> _TO BE DONE_:
Reproduce the following material exactly, including every line.

______

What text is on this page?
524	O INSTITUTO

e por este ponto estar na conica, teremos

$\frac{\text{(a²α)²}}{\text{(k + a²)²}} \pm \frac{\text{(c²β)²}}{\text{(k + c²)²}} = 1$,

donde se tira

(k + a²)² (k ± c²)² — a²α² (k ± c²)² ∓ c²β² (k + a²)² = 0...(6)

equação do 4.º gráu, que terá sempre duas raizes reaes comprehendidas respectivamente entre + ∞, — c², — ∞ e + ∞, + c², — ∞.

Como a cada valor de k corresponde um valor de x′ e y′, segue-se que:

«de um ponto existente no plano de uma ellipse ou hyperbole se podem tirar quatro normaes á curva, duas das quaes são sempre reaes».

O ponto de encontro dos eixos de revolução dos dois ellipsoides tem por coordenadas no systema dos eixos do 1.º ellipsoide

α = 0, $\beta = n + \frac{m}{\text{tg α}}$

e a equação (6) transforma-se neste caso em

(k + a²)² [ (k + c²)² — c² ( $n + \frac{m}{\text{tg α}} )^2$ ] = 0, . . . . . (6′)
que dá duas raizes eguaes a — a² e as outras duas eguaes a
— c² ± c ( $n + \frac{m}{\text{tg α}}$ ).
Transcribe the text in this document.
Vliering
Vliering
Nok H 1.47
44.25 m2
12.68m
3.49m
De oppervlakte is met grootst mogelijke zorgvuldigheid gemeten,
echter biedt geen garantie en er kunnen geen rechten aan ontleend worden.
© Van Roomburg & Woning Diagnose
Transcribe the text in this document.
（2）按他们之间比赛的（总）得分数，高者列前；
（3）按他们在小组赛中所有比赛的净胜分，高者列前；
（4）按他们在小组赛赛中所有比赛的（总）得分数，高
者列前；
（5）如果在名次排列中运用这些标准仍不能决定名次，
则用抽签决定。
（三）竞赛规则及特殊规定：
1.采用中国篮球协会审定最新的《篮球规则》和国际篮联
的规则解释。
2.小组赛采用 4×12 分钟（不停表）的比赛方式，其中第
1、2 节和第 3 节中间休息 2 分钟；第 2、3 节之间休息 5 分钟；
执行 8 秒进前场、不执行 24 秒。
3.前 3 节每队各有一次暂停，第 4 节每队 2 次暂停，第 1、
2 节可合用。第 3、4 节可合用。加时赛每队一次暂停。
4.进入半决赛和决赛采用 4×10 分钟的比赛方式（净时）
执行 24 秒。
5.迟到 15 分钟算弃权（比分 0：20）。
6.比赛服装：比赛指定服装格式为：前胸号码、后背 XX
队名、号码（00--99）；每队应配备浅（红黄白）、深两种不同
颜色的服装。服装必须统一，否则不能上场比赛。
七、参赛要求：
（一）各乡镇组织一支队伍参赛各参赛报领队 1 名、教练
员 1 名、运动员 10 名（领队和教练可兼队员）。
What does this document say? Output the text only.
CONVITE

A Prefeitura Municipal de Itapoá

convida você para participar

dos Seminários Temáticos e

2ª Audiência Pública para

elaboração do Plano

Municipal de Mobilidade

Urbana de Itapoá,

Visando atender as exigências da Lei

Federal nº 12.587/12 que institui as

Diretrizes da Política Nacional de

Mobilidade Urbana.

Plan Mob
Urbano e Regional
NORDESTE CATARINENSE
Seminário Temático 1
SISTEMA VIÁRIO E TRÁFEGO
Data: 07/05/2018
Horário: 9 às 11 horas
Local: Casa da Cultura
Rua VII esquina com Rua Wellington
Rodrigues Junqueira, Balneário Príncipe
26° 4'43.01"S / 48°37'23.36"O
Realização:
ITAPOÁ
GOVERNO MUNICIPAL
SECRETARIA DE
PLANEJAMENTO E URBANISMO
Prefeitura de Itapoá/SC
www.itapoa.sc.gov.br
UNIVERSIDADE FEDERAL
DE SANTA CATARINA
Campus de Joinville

______

> _OUTPUT FOR THIS EXERCISE_:
What text is on this page?
524	O INSTITUTO

e por este ponto estar na conica, teremos

$\frac{\text{(a²α)²}}{\text{(k + a²)²}} \pm \frac{\text{(c²β)²}}{\text{(k + c²)²}} = 1$,

donde se tira

(k + a²)² (k ± c²)² — a²α² (k ± c²)² ∓ c²β² (k + a²)² = 0...(6)

equação do 4.º gráu, que terá sempre duas raizes reaes comprehendidas respectivamente entre + ∞, — c², — ∞ e + ∞, + c², — ∞.

Como a cada valor de k corresponde um valor de x′ e y′, segue-se que:

«de um ponto existente no plano de uma ellipse ou hyperbole se podem tirar quatro normaes á curva, duas das quaes são sempre reaes».

O ponto de encontro dos eixos de revolução dos dois ellipsoides tem por coordenadas no systema dos eixos do 1.º ellipsoide

α = 0, $\beta = n + \frac{m}{\text{tg α}}$

e a equação (6) transforma-se neste caso em

(k + a²)² [ (k + c²)² — c² ( $n + \frac{m}{\text{tg α}} )^2$ ] = 0, . . . . . (6′)
que dá duas raizes eguaes a — a² e as outras duas eguaes a
— c² ± c ( $n + \frac{m}{\text{tg α}}$ ).
Transcribe the text in this document.
Vliering
Vliering
Nok H 1.47
44.25 m2
12.68m
3.49m
De oppervlakte is met grootst mogelijke zorgvuldigheid gemeten,
echter biedt geen garantie en er kunnen geen rechten aan ontleend worden.
© Van Roomburg & Woning Diagnose
Transcribe the text in this document.
（2）按他们之间比赛的（总）得分数，高者列前；
（3）按他们在小组赛中所有比赛的净胜分，高者列前；
（4）按他们在小组赛赛中所有比赛的（总）得分数，高
者列前；
（5）如果在名次排列中运用这些标准仍不能决定名次，
则用抽签决定。
（三）竞赛规则及特殊规定：
1.采用中国篮球协会审定最新的《篮球规则》和国际篮联
的规则解释。
2.小组赛采用 4×12 分钟（不停表）的比赛方式，其中第
1、2 节和第 3 节中间休息 2 分钟；第 2、3 节之间休息 5 分钟；
执行 8 秒进前场、不执行 24 秒。
3.前 3 节每队各有一次暂停，第 4 节每队 2 次暂停，第 1、
2 节可合用。第 3、4 节可合用。加时赛每队一次暂停。
4.进入半决赛和决赛采用 4×10 分钟的比赛方式（净时）
执行 24 秒。
5.迟到 15 分钟算弃权（比分 0：20）。
6.比赛服装：比赛指定服装格式为：前胸号码、后背 XX
队名、号码（00--99）；每队应配备浅（红黄白）、深两种不同
颜色的服装。服装必须统一，否则不能上场比赛。
七、参赛要求：
（一）各乡镇组织一支队伍参赛各参赛报领队 1 名、教练
员 1 名、运动员 10 名（领队和教练可兼队员）。
What does this document say? Output the text only.
CONVITE

A Prefeitura Municipal de Itapoá

convida você para participar

dos Seminários Temáticos e

2ª Audiência Pública para

elaboração do Plano

Municipal de Mobilidade

Urbana de Itapoá,

Visando atender as exigências da Lei

Federal nº 12.587/12 que institui as

Diretrizes da Política Nacional de

Mobilidade Urbana.

Plan Mob
Urbano e Regional
NORDESTE CATARINENSE
Seminário Temático 1
SISTEMA VIÁRIO E TRÁFEGO
Data: 07/05/2018
Horário: 9 às 11 horas
Local: Casa da Cultura
Rua VII esquina com Rua Wellington
Rodrigues Junqueira, Balneário Príncipe
26° 4'43.01"S / 48°37'23.36"O
Realização:
ITAPOÁ
GOVERNO MUNICIPAL
SECRETARIA DE
PLANEJAMENTO E URBANISMO
Prefeitura de Itapoá/SC
www.itapoa.sc.gov.br
UNIVERSIDADE FEDERAL
DE SANTA CATARINA
Campus de Joinville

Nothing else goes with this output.